Instruction: Transcribe every entry below word for word, but skip the pictures.
*** Material provided ***
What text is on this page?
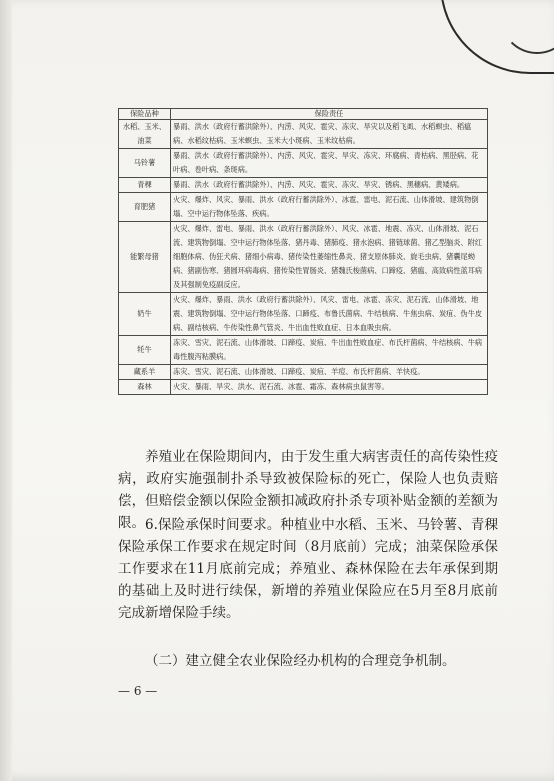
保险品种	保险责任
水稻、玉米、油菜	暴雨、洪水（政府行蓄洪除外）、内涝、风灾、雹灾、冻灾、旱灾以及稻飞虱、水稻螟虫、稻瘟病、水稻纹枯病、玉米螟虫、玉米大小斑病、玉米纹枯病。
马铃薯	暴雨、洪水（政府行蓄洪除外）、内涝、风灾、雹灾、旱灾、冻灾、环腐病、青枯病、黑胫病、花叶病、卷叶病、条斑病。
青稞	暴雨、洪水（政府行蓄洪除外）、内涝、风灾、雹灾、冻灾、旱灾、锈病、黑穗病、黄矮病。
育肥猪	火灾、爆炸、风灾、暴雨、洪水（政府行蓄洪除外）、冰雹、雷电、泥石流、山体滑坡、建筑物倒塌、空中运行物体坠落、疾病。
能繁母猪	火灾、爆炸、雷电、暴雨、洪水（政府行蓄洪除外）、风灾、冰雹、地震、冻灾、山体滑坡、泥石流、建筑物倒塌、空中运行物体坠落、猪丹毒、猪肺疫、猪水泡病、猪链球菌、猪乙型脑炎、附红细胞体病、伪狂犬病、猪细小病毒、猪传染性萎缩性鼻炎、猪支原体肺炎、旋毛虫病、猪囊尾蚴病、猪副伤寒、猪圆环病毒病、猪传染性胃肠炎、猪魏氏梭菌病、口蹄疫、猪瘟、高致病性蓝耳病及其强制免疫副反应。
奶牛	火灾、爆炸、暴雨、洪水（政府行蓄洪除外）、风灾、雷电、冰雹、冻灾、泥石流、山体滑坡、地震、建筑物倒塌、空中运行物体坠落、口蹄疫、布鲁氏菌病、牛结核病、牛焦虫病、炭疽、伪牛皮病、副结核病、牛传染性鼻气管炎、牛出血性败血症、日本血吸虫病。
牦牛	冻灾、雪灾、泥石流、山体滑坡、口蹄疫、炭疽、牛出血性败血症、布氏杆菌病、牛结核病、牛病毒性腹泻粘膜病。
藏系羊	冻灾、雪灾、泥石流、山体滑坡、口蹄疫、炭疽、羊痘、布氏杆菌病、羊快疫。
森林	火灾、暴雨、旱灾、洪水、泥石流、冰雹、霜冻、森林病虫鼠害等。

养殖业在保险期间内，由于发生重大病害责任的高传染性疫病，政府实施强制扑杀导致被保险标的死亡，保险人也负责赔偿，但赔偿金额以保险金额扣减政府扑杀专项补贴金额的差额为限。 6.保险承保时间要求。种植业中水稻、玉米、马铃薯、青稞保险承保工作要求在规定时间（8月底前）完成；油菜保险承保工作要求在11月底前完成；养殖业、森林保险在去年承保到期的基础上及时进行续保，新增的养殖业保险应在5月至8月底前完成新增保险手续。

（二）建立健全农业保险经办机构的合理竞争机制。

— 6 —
***
Problem solution:
What text is on this page?
保险品种	保险责任
水稻、玉米、油菜	暴雨、洪水（政府行蓄洪除外）、内涝、风灾、雹灾、冻灾、旱灾以及稻飞虱、水稻螟虫、稻瘟病、水稻纹枯病、玉米螟虫、玉米大小斑病、玉米纹枯病。
马铃薯	暴雨、洪水（政府行蓄洪除外）、内涝、风灾、雹灾、旱灾、冻灾、环腐病、青枯病、黑胫病、花叶病、卷叶病、条斑病。
青稞	暴雨、洪水（政府行蓄洪除外）、内涝、风灾、雹灾、冻灾、旱灾、锈病、黑穗病、黄矮病。
育肥猪	火灾、爆炸、风灾、暴雨、洪水（政府行蓄洪除外）、冰雹、雷电、泥石流、山体滑坡、建筑物倒塌、空中运行物体坠落、疾病。
能繁母猪	火灾、爆炸、雷电、暴雨、洪水（政府行蓄洪除外）、风灾、冰雹、地震、冻灾、山体滑坡、泥石流、建筑物倒塌、空中运行物体坠落、猪丹毒、猪肺疫、猪水泡病、猪链球菌、猪乙型脑炎、附红细胞体病、伪狂犬病、猪细小病毒、猪传染性萎缩性鼻炎、猪支原体肺炎、旋毛虫病、猪囊尾蚴病、猪副伤寒、猪圆环病毒病、猪传染性胃肠炎、猪魏氏梭菌病、口蹄疫、猪瘟、高致病性蓝耳病及其强制免疫副反应。
奶牛	火灾、爆炸、暴雨、洪水（政府行蓄洪除外）、风灾、雷电、冰雹、冻灾、泥石流、山体滑坡、地震、建筑物倒塌、空中运行物体坠落、口蹄疫、布鲁氏菌病、牛结核病、牛焦虫病、炭疽、伪牛皮病、副结核病、牛传染性鼻气管炎、牛出血性败血症、日本血吸虫病。
牦牛	冻灾、雪灾、泥石流、山体滑坡、口蹄疫、炭疽、牛出血性败血症、布氏杆菌病、牛结核病、牛病毒性腹泻粘膜病。
藏系羊	冻灾、雪灾、泥石流、山体滑坡、口蹄疫、炭疽、羊痘、布氏杆菌病、羊快疫。
森林	火灾、暴雨、旱灾、洪水、泥石流、冰雹、霜冻、森林病虫鼠害等。

养殖业在保险期间内，由于发生重大病害责任的高传染性疫病，政府实施强制扑杀导致被保险标的死亡，保险人也负责赔偿，但赔偿金额以保险金额扣减政府扑杀专项补贴金额的差额为限。 6.保险承保时间要求。种植业中水稻、玉米、马铃薯、青稞保险承保工作要求在规定时间（8月底前）完成；油菜保险承保工作要求在11月底前完成；养殖业、森林保险在去年承保到期的基础上及时进行续保，新增的养殖业保险应在5月至8月底前完成新增保险手续。

（二）建立健全农业保险经办机构的合理竞争机制。

— 6 —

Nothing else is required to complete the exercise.